-- Start RECORDS FOR THE TASK --

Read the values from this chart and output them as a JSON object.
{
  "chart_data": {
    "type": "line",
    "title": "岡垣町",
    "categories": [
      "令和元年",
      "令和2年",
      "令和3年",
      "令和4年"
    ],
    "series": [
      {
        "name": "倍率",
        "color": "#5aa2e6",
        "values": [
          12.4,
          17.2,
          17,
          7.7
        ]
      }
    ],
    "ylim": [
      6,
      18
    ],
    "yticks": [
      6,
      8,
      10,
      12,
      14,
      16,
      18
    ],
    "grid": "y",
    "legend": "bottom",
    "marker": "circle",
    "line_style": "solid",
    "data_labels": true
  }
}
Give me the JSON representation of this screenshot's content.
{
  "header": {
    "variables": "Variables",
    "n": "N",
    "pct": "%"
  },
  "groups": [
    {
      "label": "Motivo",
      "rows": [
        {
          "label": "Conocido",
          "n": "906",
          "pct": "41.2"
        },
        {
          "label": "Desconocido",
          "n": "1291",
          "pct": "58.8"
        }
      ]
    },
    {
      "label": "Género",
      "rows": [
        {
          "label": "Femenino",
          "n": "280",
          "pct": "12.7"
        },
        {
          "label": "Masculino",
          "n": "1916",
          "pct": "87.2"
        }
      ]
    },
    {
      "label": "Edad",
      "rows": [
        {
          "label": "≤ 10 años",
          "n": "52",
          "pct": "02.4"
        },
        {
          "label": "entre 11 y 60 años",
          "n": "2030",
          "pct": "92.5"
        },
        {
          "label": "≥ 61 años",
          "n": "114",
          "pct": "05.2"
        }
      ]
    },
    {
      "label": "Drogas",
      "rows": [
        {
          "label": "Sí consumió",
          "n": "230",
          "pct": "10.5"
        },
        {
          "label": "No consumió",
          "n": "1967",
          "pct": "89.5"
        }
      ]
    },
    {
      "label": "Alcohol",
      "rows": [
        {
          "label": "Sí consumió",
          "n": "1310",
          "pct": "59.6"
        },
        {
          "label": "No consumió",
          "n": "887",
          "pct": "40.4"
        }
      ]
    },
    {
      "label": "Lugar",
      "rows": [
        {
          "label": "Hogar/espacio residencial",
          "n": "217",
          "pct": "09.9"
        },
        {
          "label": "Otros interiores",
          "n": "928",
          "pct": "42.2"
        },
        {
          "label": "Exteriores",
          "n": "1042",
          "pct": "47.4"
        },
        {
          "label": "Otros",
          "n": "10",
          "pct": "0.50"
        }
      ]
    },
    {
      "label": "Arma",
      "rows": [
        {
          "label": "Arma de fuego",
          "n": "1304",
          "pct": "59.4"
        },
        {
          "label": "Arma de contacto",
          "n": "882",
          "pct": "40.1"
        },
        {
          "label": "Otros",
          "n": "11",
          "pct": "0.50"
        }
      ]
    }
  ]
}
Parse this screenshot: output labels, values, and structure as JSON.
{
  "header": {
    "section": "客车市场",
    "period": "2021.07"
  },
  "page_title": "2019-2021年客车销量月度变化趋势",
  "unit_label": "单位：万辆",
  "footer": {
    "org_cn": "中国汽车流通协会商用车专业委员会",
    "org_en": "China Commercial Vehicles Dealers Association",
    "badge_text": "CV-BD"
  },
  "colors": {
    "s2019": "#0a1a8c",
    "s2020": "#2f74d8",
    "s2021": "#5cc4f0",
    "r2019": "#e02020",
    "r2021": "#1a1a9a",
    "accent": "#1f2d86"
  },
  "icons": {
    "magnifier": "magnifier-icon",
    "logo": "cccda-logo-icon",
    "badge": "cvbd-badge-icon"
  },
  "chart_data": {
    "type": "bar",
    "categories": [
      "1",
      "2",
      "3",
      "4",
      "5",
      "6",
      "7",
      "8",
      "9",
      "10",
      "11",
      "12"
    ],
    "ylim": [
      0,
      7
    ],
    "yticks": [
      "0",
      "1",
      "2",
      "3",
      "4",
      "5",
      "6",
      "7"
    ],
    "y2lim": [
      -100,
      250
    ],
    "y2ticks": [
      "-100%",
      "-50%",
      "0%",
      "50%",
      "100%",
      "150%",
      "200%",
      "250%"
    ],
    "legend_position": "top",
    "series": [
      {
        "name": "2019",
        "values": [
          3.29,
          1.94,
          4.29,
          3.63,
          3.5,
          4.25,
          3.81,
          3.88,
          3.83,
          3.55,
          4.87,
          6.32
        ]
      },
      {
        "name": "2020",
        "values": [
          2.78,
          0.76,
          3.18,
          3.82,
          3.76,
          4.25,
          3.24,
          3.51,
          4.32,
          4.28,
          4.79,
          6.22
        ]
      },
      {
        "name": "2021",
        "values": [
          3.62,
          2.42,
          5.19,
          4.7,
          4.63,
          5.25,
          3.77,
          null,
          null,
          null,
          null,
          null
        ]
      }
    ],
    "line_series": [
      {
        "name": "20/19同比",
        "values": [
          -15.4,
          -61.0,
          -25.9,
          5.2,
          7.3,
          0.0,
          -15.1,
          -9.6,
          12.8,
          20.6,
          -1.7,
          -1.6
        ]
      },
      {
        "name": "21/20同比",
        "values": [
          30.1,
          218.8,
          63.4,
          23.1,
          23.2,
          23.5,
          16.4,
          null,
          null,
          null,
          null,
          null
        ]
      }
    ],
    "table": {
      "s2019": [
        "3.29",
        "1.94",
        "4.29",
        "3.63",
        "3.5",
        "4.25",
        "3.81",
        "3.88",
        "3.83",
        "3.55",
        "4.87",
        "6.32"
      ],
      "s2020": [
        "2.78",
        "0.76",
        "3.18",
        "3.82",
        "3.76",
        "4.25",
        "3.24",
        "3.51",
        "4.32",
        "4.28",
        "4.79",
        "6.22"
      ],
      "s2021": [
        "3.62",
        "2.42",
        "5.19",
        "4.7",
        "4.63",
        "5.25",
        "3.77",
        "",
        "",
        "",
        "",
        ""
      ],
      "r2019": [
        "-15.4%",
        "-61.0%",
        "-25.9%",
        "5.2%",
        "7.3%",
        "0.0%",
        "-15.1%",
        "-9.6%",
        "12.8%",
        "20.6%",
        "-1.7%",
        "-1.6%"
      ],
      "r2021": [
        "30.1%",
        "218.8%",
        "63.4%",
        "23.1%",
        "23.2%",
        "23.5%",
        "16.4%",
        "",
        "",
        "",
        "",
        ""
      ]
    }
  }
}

-- End RECORDS FOR THE TASK --

• **TASK DIRECTIONS**: Without leaving anything out, give the entries again exactly.

• **COMPLETE RESPONSE**:
Read the values from this chart and output them as a JSON object.
{
  "chart_data": {
    "type": "line",
    "title": "岡垣町",
    "categories": [
      "令和元年",
      "令和2年",
      "令和3年",
      "令和4年"
    ],
    "series": [
      {
        "name": "倍率",
        "color": "#5aa2e6",
        "values": [
          12.4,
          17.2,
          17,
          7.7
        ]
      }
    ],
    "ylim": [
      6,
      18
    ],
    "yticks": [
      6,
      8,
      10,
      12,
      14,
      16,
      18
    ],
    "grid": "y",
    "legend": "bottom",
    "marker": "circle",
    "line_style": "solid",
    "data_labels": true
  }
}
Give me the JSON representation of this screenshot's content.
{
  "header": {
    "variables": "Variables",
    "n": "N",
    "pct": "%"
  },
  "groups": [
    {
      "label": "Motivo",
      "rows": [
        {
          "label": "Conocido",
          "n": "906",
          "pct": "41.2"
        },
        {
          "label": "Desconocido",
          "n": "1291",
          "pct": "58.8"
        }
      ]
    },
    {
      "label": "Género",
      "rows": [
        {
          "label": "Femenino",
          "n": "280",
          "pct": "12.7"
        },
        {
          "label": "Masculino",
          "n": "1916",
          "pct": "87.2"
        }
      ]
    },
    {
      "label": "Edad",
      "rows": [
        {
          "label": "≤ 10 años",
          "n": "52",
          "pct": "02.4"
        },
        {
          "label": "entre 11 y 60 años",
          "n": "2030",
          "pct": "92.5"
        },
        {
          "label": "≥ 61 años",
          "n": "114",
          "pct": "05.2"
        }
      ]
    },
    {
      "label": "Drogas",
      "rows": [
        {
          "label": "Sí consumió",
          "n": "230",
          "pct": "10.5"
        },
        {
          "label": "No consumió",
          "n": "1967",
          "pct": "89.5"
        }
      ]
    },
    {
      "label": "Alcohol",
      "rows": [
        {
          "label": "Sí consumió",
          "n": "1310",
          "pct": "59.6"
        },
        {
          "label": "No consumió",
          "n": "887",
          "pct": "40.4"
        }
      ]
    },
    {
      "label": "Lugar",
      "rows": [
        {
          "label": "Hogar/espacio residencial",
          "n": "217",
          "pct": "09.9"
        },
        {
          "label": "Otros interiores",
          "n": "928",
          "pct": "42.2"
        },
        {
          "label": "Exteriores",
          "n": "1042",
          "pct": "47.4"
        },
        {
          "label": "Otros",
          "n": "10",
          "pct": "0.50"
        }
      ]
    },
    {
      "label": "Arma",
      "rows": [
        {
          "label": "Arma de fuego",
          "n": "1304",
          "pct": "59.4"
        },
        {
          "label": "Arma de contacto",
          "n": "882",
          "pct": "40.1"
        },
        {
          "label": "Otros",
          "n": "11",
          "pct": "0.50"
        }
      ]
    }
  ]
}
Parse this screenshot: output labels, values, and structure as JSON.
{
  "header": {
    "section": "客车市场",
    "period": "2021.07"
  },
  "page_title": "2019-2021年客车销量月度变化趋势",
  "unit_label": "单位：万辆",
  "footer": {
    "org_cn": "中国汽车流通协会商用车专业委员会",
    "org_en": "China Commercial Vehicles Dealers Association",
    "badge_text": "CV-BD"
  },
  "colors": {
    "s2019": "#0a1a8c",
    "s2020": "#2f74d8",
    "s2021": "#5cc4f0",
    "r2019": "#e02020",
    "r2021": "#1a1a9a",
    "accent": "#1f2d86"
  },
  "icons": {
    "magnifier": "magnifier-icon",
    "logo": "cccda-logo-icon",
    "badge": "cvbd-badge-icon"
  },
  "chart_data": {
    "type": "bar",
    "categories": [
      "1",
      "2",
      "3",
      "4",
      "5",
      "6",
      "7",
      "8",
      "9",
      "10",
      "11",
      "12"
    ],
    "ylim": [
      0,
      7
    ],
    "yticks": [
      "0",
      "1",
      "2",
      "3",
      "4",
      "5",
      "6",
      "7"
    ],
    "y2lim": [
      -100,
      250
    ],
    "y2ticks": [
      "-100%",
      "-50%",
      "0%",
      "50%",
      "100%",
      "150%",
      "200%",
      "250%"
    ],
    "legend_position": "top",
    "series": [
      {
        "name": "2019",
        "values": [
          3.29,
          1.94,
          4.29,
          3.63,
          3.5,
          4.25,
          3.81,
          3.88,
          3.83,
          3.55,
          4.87,
          6.32
        ]
      },
      {
        "name": "2020",
        "values": [
          2.78,
          0.76,
          3.18,
          3.82,
          3.76,
          4.25,
          3.24,
          3.51,
          4.32,
          4.28,
          4.79,
          6.22
        ]
      },
      {
        "name": "2021",
        "values": [
          3.62,
          2.42,
          5.19,
          4.7,
          4.63,
          5.25,
          3.77,
          null,
          null,
          null,
          null,
          null
        ]
      }
    ],
    "line_series": [
      {
        "name": "20/19同比",
        "values": [
          -15.4,
          -61.0,
          -25.9,
          5.2,
          7.3,
          0.0,
          -15.1,
          -9.6,
          12.8,
          20.6,
          -1.7,
          -1.6
        ]
      },
      {
        "name": "21/20同比",
        "values": [
          30.1,
          218.8,
          63.4,
          23.1,
          23.2,
          23.5,
          16.4,
          null,
          null,
          null,
          null,
          null
        ]
      }
    ],
    "table": {
      "s2019": [
        "3.29",
        "1.94",
        "4.29",
        "3.63",
        "3.5",
        "4.25",
        "3.81",
        "3.88",
        "3.83",
        "3.55",
        "4.87",
        "6.32"
      ],
      "s2020": [
        "2.78",
        "0.76",
        "3.18",
        "3.82",
        "3.76",
        "4.25",
        "3.24",
        "3.51",
        "4.32",
        "4.28",
        "4.79",
        "6.22"
      ],
      "s2021": [
        "3.62",
        "2.42",
        "5.19",
        "4.7",
        "4.63",
        "5.25",
        "3.77",
        "",
        "",
        "",
        "",
        ""
      ],
      "r2019": [
        "-15.4%",
        "-61.0%",
        "-25.9%",
        "5.2%",
        "7.3%",
        "0.0%",
        "-15.1%",
        "-9.6%",
        "12.8%",
        "20.6%",
        "-1.7%",
        "-1.6%"
      ],
      "r2021": [
        "30.1%",
        "218.8%",
        "63.4%",
        "23.1%",
        "23.2%",
        "23.5%",
        "16.4%",
        "",
        "",
        "",
        "",
        ""
      ]
    }
  }
}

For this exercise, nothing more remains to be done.